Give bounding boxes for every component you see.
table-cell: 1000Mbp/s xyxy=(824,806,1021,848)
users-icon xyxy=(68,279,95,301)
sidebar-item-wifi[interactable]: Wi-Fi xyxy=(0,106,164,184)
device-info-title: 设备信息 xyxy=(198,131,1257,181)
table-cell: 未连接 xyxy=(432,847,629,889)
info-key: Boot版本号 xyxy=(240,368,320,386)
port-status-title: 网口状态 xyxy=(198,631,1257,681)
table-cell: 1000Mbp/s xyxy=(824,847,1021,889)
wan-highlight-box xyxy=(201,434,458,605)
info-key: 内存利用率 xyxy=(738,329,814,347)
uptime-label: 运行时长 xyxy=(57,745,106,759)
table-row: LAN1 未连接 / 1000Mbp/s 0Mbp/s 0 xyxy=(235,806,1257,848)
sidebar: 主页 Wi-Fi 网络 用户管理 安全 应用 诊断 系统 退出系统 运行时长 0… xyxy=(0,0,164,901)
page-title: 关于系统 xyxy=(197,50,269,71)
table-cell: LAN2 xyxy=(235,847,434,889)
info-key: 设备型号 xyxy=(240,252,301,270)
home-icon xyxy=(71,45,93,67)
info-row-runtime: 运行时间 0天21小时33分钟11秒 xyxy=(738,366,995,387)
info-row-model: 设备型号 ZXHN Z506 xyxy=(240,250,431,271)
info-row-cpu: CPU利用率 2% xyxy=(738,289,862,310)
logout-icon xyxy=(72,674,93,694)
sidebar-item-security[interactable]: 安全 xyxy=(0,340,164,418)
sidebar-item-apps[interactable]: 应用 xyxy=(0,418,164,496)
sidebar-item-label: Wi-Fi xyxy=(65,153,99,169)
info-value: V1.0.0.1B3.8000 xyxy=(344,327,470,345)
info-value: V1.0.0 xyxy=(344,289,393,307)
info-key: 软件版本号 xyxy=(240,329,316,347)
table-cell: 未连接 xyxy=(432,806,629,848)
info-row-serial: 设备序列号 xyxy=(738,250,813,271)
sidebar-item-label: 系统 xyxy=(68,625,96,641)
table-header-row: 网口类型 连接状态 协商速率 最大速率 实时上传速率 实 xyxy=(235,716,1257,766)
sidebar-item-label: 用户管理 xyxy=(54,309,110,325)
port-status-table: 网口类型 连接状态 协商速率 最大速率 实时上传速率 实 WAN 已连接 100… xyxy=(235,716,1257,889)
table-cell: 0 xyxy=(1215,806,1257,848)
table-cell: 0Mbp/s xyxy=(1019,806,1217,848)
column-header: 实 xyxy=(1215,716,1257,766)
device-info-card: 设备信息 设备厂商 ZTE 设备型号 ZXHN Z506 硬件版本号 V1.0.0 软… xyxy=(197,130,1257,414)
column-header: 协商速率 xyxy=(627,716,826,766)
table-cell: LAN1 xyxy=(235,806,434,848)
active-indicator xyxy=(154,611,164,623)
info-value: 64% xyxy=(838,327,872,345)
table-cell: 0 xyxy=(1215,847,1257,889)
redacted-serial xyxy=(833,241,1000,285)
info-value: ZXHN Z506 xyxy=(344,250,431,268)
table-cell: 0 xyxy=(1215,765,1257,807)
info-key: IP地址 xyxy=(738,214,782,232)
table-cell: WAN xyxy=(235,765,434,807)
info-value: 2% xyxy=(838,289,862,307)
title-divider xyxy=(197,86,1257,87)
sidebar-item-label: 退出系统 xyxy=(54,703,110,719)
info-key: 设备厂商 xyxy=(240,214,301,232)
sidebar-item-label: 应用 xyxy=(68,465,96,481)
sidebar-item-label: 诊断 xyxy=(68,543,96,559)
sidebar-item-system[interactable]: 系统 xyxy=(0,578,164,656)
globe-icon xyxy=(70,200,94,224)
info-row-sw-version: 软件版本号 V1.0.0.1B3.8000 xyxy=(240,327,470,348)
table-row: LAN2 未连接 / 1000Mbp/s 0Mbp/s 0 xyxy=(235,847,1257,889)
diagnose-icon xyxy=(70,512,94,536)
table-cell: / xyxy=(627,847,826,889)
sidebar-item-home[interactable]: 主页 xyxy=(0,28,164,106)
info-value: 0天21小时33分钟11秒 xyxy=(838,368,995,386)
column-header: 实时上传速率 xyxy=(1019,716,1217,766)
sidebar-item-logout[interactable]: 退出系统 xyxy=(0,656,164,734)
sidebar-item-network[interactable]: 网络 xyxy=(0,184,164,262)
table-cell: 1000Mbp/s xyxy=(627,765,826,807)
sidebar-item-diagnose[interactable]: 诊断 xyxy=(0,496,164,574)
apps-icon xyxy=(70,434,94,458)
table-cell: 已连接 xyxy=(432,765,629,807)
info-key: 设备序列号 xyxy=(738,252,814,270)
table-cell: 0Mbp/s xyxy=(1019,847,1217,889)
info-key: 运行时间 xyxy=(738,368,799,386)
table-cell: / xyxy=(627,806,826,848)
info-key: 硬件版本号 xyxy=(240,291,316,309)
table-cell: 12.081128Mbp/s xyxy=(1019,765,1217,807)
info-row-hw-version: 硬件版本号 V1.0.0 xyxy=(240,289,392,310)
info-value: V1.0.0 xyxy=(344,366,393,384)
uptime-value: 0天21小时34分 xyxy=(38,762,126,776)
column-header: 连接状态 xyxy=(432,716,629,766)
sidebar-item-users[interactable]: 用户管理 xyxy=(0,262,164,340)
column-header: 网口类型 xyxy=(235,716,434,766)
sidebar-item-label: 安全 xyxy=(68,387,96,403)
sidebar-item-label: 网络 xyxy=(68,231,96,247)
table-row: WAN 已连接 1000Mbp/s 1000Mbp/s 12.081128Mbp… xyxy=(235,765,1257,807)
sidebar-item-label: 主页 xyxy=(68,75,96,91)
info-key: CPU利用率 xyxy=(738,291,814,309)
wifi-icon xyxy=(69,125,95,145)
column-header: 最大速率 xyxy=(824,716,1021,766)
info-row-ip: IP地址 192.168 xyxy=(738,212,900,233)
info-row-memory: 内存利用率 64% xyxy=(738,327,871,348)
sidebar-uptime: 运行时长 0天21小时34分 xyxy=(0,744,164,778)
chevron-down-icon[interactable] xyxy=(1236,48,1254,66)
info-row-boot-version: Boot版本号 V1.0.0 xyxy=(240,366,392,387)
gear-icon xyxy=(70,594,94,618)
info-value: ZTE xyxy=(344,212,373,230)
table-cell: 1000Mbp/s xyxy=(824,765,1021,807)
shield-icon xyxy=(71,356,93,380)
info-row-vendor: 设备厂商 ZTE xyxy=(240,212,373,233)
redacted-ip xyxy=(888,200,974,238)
--------
» **Exercise brief**: Copy out all of the material above line for line, changing nothing.

» **Response to the task**:
Give bounding boxes for every component you see.
table-cell: 1000Mbp/s xyxy=(824,806,1021,848)
users-icon xyxy=(68,279,95,301)
sidebar-item-wifi[interactable]: Wi-Fi xyxy=(0,106,164,184)
device-info-title: 设备信息 xyxy=(198,131,1257,181)
table-cell: 未连接 xyxy=(432,847,629,889)
info-key: Boot版本号 xyxy=(240,368,320,386)
port-status-title: 网口状态 xyxy=(198,631,1257,681)
table-cell: 1000Mbp/s xyxy=(824,847,1021,889)
wan-highlight-box xyxy=(201,434,458,605)
info-key: 内存利用率 xyxy=(738,329,814,347)
uptime-label: 运行时长 xyxy=(57,745,106,759)
table-row: LAN1 未连接 / 1000Mbp/s 0Mbp/s 0 xyxy=(235,806,1257,848)
sidebar: 主页 Wi-Fi 网络 用户管理 安全 应用 诊断 系统 退出系统 运行时长 0… xyxy=(0,0,164,901)
page-title: 关于系统 xyxy=(197,50,269,71)
table-cell: LAN2 xyxy=(235,847,434,889)
info-key: 设备型号 xyxy=(240,252,301,270)
home-icon xyxy=(71,45,93,67)
info-row-runtime: 运行时间 0天21小时33分钟11秒 xyxy=(738,366,995,387)
info-row-model: 设备型号 ZXHN Z506 xyxy=(240,250,431,271)
info-row-cpu: CPU利用率 2% xyxy=(738,289,862,310)
logout-icon xyxy=(72,674,93,694)
sidebar-item-security[interactable]: 安全 xyxy=(0,340,164,418)
sidebar-item-apps[interactable]: 应用 xyxy=(0,418,164,496)
sidebar-item-label: Wi-Fi xyxy=(65,153,99,169)
info-value: V1.0.0.1B3.8000 xyxy=(344,327,470,345)
info-value: V1.0.0 xyxy=(344,289,393,307)
info-key: 软件版本号 xyxy=(240,329,316,347)
table-cell: 未连接 xyxy=(432,806,629,848)
info-row-serial: 设备序列号 xyxy=(738,250,813,271)
sidebar-item-label: 系统 xyxy=(68,625,96,641)
table-header-row: 网口类型 连接状态 协商速率 最大速率 实时上传速率 实 xyxy=(235,716,1257,766)
sidebar-item-label: 用户管理 xyxy=(54,309,110,325)
port-status-table: 网口类型 连接状态 协商速率 最大速率 实时上传速率 实 WAN 已连接 100… xyxy=(235,716,1257,889)
table-cell: 0 xyxy=(1215,806,1257,848)
table-cell: 0Mbp/s xyxy=(1019,806,1217,848)
column-header: 实 xyxy=(1215,716,1257,766)
device-info-card: 设备信息 设备厂商 ZTE 设备型号 ZXHN Z506 硬件版本号 V1.0.0 软… xyxy=(197,130,1257,414)
column-header: 协商速率 xyxy=(627,716,826,766)
table-cell: LAN1 xyxy=(235,806,434,848)
active-indicator xyxy=(154,611,164,623)
info-value: 64% xyxy=(838,327,872,345)
table-cell: 0 xyxy=(1215,847,1257,889)
redacted-serial xyxy=(833,241,1000,285)
info-value: ZXHN Z506 xyxy=(344,250,431,268)
table-cell: 0 xyxy=(1215,765,1257,807)
info-key: IP地址 xyxy=(738,214,782,232)
table-cell: WAN xyxy=(235,765,434,807)
info-value: 2% xyxy=(838,289,862,307)
title-divider xyxy=(197,86,1257,87)
sidebar-item-label: 退出系统 xyxy=(54,703,110,719)
info-key: 设备厂商 xyxy=(240,214,301,232)
sidebar-item-label: 应用 xyxy=(68,465,96,481)
sidebar-item-label: 诊断 xyxy=(68,543,96,559)
sidebar-item-system[interactable]: 系统 xyxy=(0,578,164,656)
globe-icon xyxy=(70,200,94,224)
info-row-sw-version: 软件版本号 V1.0.0.1B3.8000 xyxy=(240,327,470,348)
table-row: LAN2 未连接 / 1000Mbp/s 0Mbp/s 0 xyxy=(235,847,1257,889)
diagnose-icon xyxy=(70,512,94,536)
table-cell: / xyxy=(627,847,826,889)
sidebar-item-home[interactable]: 主页 xyxy=(0,28,164,106)
info-value: 0天21小时33分钟11秒 xyxy=(838,368,995,386)
column-header: 实时上传速率 xyxy=(1019,716,1217,766)
sidebar-item-logout[interactable]: 退出系统 xyxy=(0,656,164,734)
sidebar-item-network[interactable]: 网络 xyxy=(0,184,164,262)
table-cell: 1000Mbp/s xyxy=(627,765,826,807)
sidebar-item-diagnose[interactable]: 诊断 xyxy=(0,496,164,574)
apps-icon xyxy=(70,434,94,458)
table-cell: 已连接 xyxy=(432,765,629,807)
info-key: 设备序列号 xyxy=(738,252,814,270)
table-cell: 0Mbp/s xyxy=(1019,847,1217,889)
info-key: 运行时间 xyxy=(738,368,799,386)
table-cell: / xyxy=(627,806,826,848)
info-key: 硬件版本号 xyxy=(240,291,316,309)
table-cell: 12.081128Mbp/s xyxy=(1019,765,1217,807)
info-row-hw-version: 硬件版本号 V1.0.0 xyxy=(240,289,392,310)
info-value: V1.0.0 xyxy=(344,366,393,384)
uptime-value: 0天21小时34分 xyxy=(38,762,126,776)
column-header: 连接状态 xyxy=(432,716,629,766)
sidebar-item-users[interactable]: 用户管理 xyxy=(0,262,164,340)
column-header: 网口类型 xyxy=(235,716,434,766)
sidebar-item-label: 安全 xyxy=(68,387,96,403)
sidebar-item-label: 网络 xyxy=(68,231,96,247)
table-row: WAN 已连接 1000Mbp/s 1000Mbp/s 12.081128Mbp… xyxy=(235,765,1257,807)
sidebar-item-label: 主页 xyxy=(68,75,96,91)
info-key: CPU利用率 xyxy=(738,291,814,309)
wifi-icon xyxy=(69,125,95,145)
column-header: 最大速率 xyxy=(824,716,1021,766)
info-row-ip: IP地址 192.168 xyxy=(738,212,900,233)
info-row-memory: 内存利用率 64% xyxy=(738,327,871,348)
sidebar-uptime: 运行时长 0天21小时34分 xyxy=(0,744,164,778)
chevron-down-icon[interactable] xyxy=(1236,48,1254,66)
info-row-boot-version: Boot版本号 V1.0.0 xyxy=(240,366,392,387)
gear-icon xyxy=(70,594,94,618)
info-value: ZTE xyxy=(344,212,373,230)
table-cell: 1000Mbp/s xyxy=(824,765,1021,807)
shield-icon xyxy=(71,356,93,380)
info-row-vendor: 设备厂商 ZTE xyxy=(240,212,373,233)
redacted-ip xyxy=(888,200,974,238)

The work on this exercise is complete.